— begin —

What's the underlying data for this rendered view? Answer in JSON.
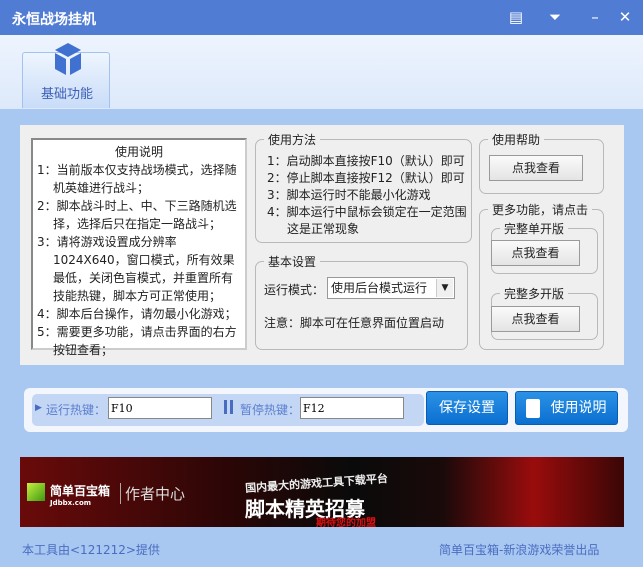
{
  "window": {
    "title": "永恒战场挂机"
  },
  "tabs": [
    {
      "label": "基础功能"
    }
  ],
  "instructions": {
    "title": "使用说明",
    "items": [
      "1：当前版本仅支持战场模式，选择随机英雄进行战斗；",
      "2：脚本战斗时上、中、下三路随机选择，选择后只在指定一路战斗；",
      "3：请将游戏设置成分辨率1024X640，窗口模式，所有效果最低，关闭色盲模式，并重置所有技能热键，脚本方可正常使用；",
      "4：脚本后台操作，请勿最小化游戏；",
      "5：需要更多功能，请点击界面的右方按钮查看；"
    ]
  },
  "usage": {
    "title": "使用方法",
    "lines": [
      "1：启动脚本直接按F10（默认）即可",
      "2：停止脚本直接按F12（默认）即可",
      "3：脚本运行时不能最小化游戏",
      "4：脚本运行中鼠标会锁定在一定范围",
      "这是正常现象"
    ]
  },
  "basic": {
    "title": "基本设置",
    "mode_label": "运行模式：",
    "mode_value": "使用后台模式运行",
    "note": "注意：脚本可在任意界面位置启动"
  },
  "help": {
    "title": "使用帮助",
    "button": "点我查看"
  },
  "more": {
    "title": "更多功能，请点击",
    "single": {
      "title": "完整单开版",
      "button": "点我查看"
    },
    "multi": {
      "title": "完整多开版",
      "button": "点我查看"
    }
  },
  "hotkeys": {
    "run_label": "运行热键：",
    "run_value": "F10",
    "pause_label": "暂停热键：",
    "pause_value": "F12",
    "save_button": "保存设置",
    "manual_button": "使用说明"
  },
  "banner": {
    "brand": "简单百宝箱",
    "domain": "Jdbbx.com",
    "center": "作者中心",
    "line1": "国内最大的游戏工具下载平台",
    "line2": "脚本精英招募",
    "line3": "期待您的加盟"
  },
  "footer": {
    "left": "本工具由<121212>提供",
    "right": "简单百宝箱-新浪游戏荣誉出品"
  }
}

— end —
— begin —

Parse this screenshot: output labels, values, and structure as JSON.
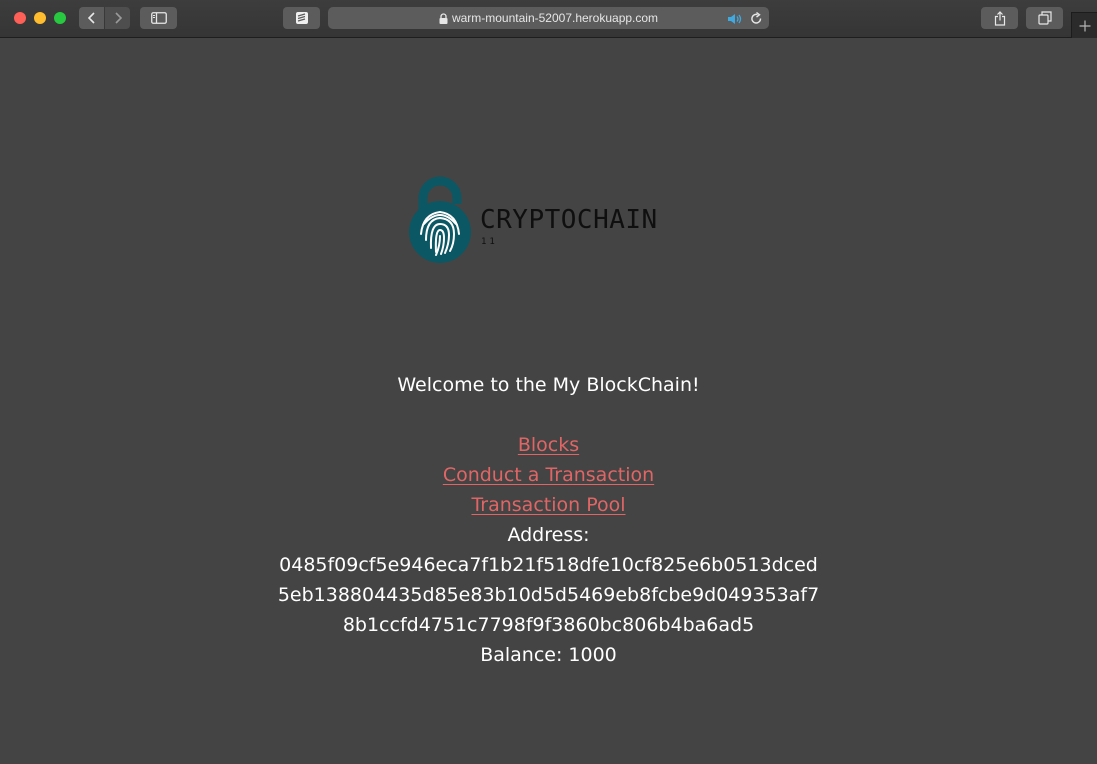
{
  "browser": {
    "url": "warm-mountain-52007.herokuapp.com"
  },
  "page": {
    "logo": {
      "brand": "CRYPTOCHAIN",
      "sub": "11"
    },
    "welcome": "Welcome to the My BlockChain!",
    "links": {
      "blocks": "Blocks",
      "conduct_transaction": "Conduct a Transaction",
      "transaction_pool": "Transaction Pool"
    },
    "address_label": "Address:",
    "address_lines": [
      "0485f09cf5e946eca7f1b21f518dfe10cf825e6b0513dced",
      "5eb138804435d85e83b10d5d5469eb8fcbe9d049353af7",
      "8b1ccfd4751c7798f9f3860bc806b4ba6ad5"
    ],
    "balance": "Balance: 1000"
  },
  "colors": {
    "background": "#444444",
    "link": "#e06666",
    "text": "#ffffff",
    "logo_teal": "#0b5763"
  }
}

— end —

→ THE REQUEST
List the lines of the records where "this" occurs.

→ REPLY TO THE EXERCISE
What's the underlying data for this rendered view? Answer in JSON.
Parse this screenshot: output labels, values, and structure as JSON.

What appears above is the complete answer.